▶ STORED DATA:
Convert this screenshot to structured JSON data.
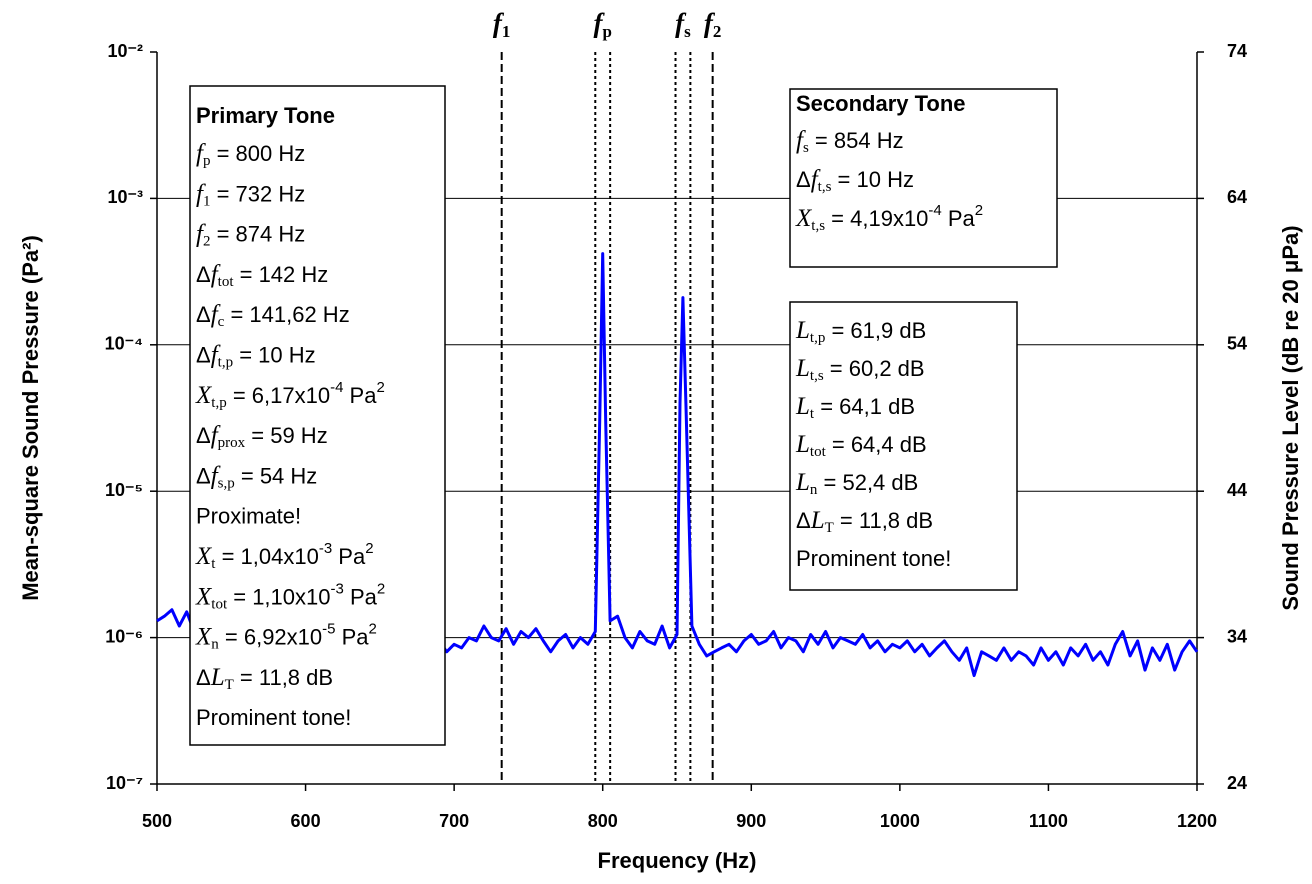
{
  "chart_data": {
    "type": "line",
    "log_scale": true,
    "grid": true,
    "color": "#0000ff",
    "xlabel": "Frequency (Hz)",
    "ylabel": "Mean-square Sound Pressure (Pa²)",
    "y2label": "Sound Pressure Level (dB re 20 μPa)",
    "xlim": [
      500,
      1200
    ],
    "xticks": [
      500,
      600,
      700,
      800,
      900,
      1000,
      1100,
      1200
    ],
    "ylim": [
      1e-07,
      0.01
    ],
    "yticks": [
      {
        "value": 1e-07,
        "label": "10⁻⁷"
      },
      {
        "value": 1e-06,
        "label": "10⁻⁶"
      },
      {
        "value": 1e-05,
        "label": "10⁻⁵"
      },
      {
        "value": 0.0001,
        "label": "10⁻⁴"
      },
      {
        "value": 0.001,
        "label": "10⁻³"
      },
      {
        "value": 0.01,
        "label": "10⁻²"
      }
    ],
    "y2lim": [
      24,
      74
    ],
    "y2ticks": [
      24,
      34,
      44,
      54,
      64,
      74
    ],
    "x": [
      500,
      505,
      510,
      515,
      520,
      525,
      530,
      535,
      540,
      545,
      550,
      555,
      560,
      565,
      570,
      575,
      580,
      585,
      590,
      595,
      600,
      605,
      610,
      615,
      620,
      625,
      630,
      635,
      640,
      645,
      650,
      655,
      660,
      665,
      670,
      675,
      680,
      685,
      690,
      695,
      700,
      705,
      710,
      715,
      720,
      725,
      730,
      735,
      740,
      745,
      750,
      755,
      760,
      765,
      770,
      775,
      780,
      785,
      790,
      795,
      798,
      800,
      802,
      805,
      810,
      815,
      820,
      825,
      830,
      835,
      840,
      845,
      850,
      852,
      854,
      856,
      860,
      865,
      870,
      875,
      880,
      885,
      890,
      895,
      900,
      905,
      910,
      915,
      920,
      925,
      930,
      935,
      940,
      945,
      950,
      955,
      960,
      965,
      970,
      975,
      980,
      985,
      990,
      995,
      1000,
      1005,
      1010,
      1015,
      1020,
      1025,
      1030,
      1035,
      1040,
      1045,
      1050,
      1055,
      1060,
      1065,
      1070,
      1075,
      1080,
      1085,
      1090,
      1095,
      1100,
      1105,
      1110,
      1115,
      1120,
      1125,
      1130,
      1135,
      1140,
      1145,
      1150,
      1155,
      1160,
      1165,
      1170,
      1175,
      1180,
      1185,
      1190,
      1195,
      1200
    ],
    "values": [
      1.3e-06,
      1.4e-06,
      1.55e-06,
      1.2e-06,
      1.5e-06,
      1.1e-06,
      1.25e-06,
      1e-06,
      1.15e-06,
      9.5e-07,
      1.1e-06,
      9e-07,
      1.2e-06,
      1e-06,
      8.5e-07,
      1.1e-06,
      9.5e-07,
      1.2e-06,
      9e-07,
      1.05e-06,
      1e-06,
      1.15e-06,
      9e-07,
      1.1e-06,
      9.5e-07,
      1.2e-06,
      8.5e-07,
      1e-06,
      1.1e-06,
      9e-07,
      1.05e-06,
      9.5e-07,
      1.2e-06,
      9e-07,
      1.1e-06,
      1e-06,
      8.5e-07,
      1.15e-06,
      9.5e-07,
      8e-07,
      9e-07,
      8.5e-07,
      1e-06,
      9.5e-07,
      1.2e-06,
      1e-06,
      9.5e-07,
      1.15e-06,
      9e-07,
      1.1e-06,
      1e-06,
      1.15e-06,
      9.5e-07,
      8e-07,
      9.5e-07,
      1.05e-06,
      8.5e-07,
      1e-06,
      9e-07,
      1.1e-06,
      3e-05,
      0.00042,
      3e-05,
      1.3e-06,
      1.4e-06,
      1e-06,
      8.5e-07,
      1.1e-06,
      9.5e-07,
      9e-07,
      1.2e-06,
      8.5e-07,
      1.05e-06,
      4e-05,
      0.00021,
      4e-05,
      1.2e-06,
      9e-07,
      7.5e-07,
      8e-07,
      8.5e-07,
      9e-07,
      8e-07,
      9.5e-07,
      1.05e-06,
      9e-07,
      9.5e-07,
      1.1e-06,
      8.5e-07,
      1e-06,
      9.5e-07,
      8e-07,
      1.05e-06,
      9e-07,
      1.1e-06,
      8.5e-07,
      1e-06,
      9.5e-07,
      9e-07,
      1.05e-06,
      8.5e-07,
      9.5e-07,
      8e-07,
      9e-07,
      8.5e-07,
      9.5e-07,
      8e-07,
      9e-07,
      7.5e-07,
      8.5e-07,
      9.5e-07,
      8e-07,
      7e-07,
      8.5e-07,
      5.5e-07,
      8e-07,
      7.5e-07,
      7e-07,
      8.5e-07,
      7e-07,
      8e-07,
      7.5e-07,
      6.5e-07,
      8.5e-07,
      7e-07,
      8e-07,
      6.5e-07,
      8.5e-07,
      7.5e-07,
      9e-07,
      7e-07,
      8e-07,
      6.5e-07,
      9e-07,
      1.1e-06,
      7.5e-07,
      9.5e-07,
      6e-07,
      8.5e-07,
      7e-07,
      9e-07,
      6e-07,
      8e-07,
      9.5e-07,
      8e-07
    ],
    "vlines": [
      {
        "x": 732,
        "style": "dashed"
      },
      {
        "x": 795,
        "style": "dotted"
      },
      {
        "x": 805,
        "style": "dotted"
      },
      {
        "x": 849,
        "style": "dotted"
      },
      {
        "x": 859,
        "style": "dotted"
      },
      {
        "x": 874,
        "style": "dashed"
      }
    ],
    "markers": [
      {
        "x": 732,
        "label": [
          {
            "i": "f"
          },
          {
            "sub": "1"
          }
        ]
      },
      {
        "x": 800,
        "label": [
          {
            "i": "f"
          },
          {
            "sub": "p"
          }
        ]
      },
      {
        "x": 854,
        "label": [
          {
            "i": "f"
          },
          {
            "sub": "s"
          }
        ]
      },
      {
        "x": 874,
        "label": [
          {
            "i": "f"
          },
          {
            "sub": "2"
          }
        ]
      }
    ],
    "annotations": [
      {
        "title": "Primary Tone",
        "lines": [
          [
            {
              "i": "f"
            },
            {
              "sub": "p"
            },
            " = 800 Hz"
          ],
          [
            {
              "i": "f"
            },
            {
              "sub": "1"
            },
            " = 732 Hz"
          ],
          [
            {
              "i": "f"
            },
            {
              "sub": "2"
            },
            " = 874 Hz"
          ],
          [
            "Δ",
            {
              "i": "f"
            },
            {
              "sub": "tot"
            },
            " = 142 Hz"
          ],
          [
            "Δ",
            {
              "i": "f"
            },
            {
              "sub": "c"
            },
            " = 141,62 Hz"
          ],
          [
            "Δ",
            {
              "i": "f"
            },
            {
              "sub": "t,p"
            },
            " = 10 Hz"
          ],
          [
            {
              "i": "X"
            },
            {
              "sub": "t,p"
            },
            " = 6,17x10",
            {
              "sup": "-4"
            },
            " Pa",
            {
              "sup": "2"
            }
          ],
          [
            "Δ",
            {
              "i": "f"
            },
            {
              "sub": "prox"
            },
            " = 59 Hz"
          ],
          [
            "Δ",
            {
              "i": "f"
            },
            {
              "sub": "s,p"
            },
            " = 54 Hz"
          ],
          [
            "Proximate!"
          ],
          [
            {
              "i": "X"
            },
            {
              "sub": "t"
            },
            " = 1,04x10",
            {
              "sup": "-3"
            },
            " Pa",
            {
              "sup": "2"
            }
          ],
          [
            {
              "i": "X"
            },
            {
              "sub": "tot"
            },
            " = 1,10x10",
            {
              "sup": "-3"
            },
            " Pa",
            {
              "sup": "2"
            }
          ],
          [
            {
              "i": "X"
            },
            {
              "sub": "n"
            },
            " = 6,92x10",
            {
              "sup": "-5"
            },
            " Pa",
            {
              "sup": "2"
            }
          ],
          [
            "Δ",
            {
              "i": "L"
            },
            {
              "sub": "T"
            },
            " = 11,8 dB"
          ],
          [
            "Prominent tone!"
          ]
        ]
      },
      {
        "title": "Secondary Tone",
        "lines": [
          [
            {
              "i": "f"
            },
            {
              "sub": "s"
            },
            " = 854 Hz"
          ],
          [
            "Δ",
            {
              "i": "f"
            },
            {
              "sub": "t,s"
            },
            " = 10 Hz"
          ],
          [
            {
              "i": "X"
            },
            {
              "sub": "t,s"
            },
            " = 4,19x10",
            {
              "sup": "-4"
            },
            " Pa",
            {
              "sup": "2"
            }
          ]
        ]
      },
      {
        "lines": [
          [
            {
              "i": "L"
            },
            {
              "sub": "t,p"
            },
            " = 61,9 dB"
          ],
          [
            {
              "i": "L"
            },
            {
              "sub": "t,s"
            },
            " = 60,2 dB"
          ],
          [
            {
              "i": "L"
            },
            {
              "sub": "t"
            },
            " = 64,1 dB"
          ],
          [
            {
              "i": "L"
            },
            {
              "sub": "tot"
            },
            " = 64,4 dB"
          ],
          [
            {
              "i": "L"
            },
            {
              "sub": "n"
            },
            " = 52,4 dB"
          ],
          [
            "Δ",
            {
              "i": "L"
            },
            {
              "sub": "T"
            },
            " = 11,8 dB"
          ],
          [
            "Prominent tone!"
          ]
        ]
      }
    ]
  }
}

▶ WRITTEN REQUEST:
Using the material above, copy every line in which the string "title" occurs.

▶ CORRECT ANSWER:
        "title": "Primary Tone",
        "title": "Secondary Tone",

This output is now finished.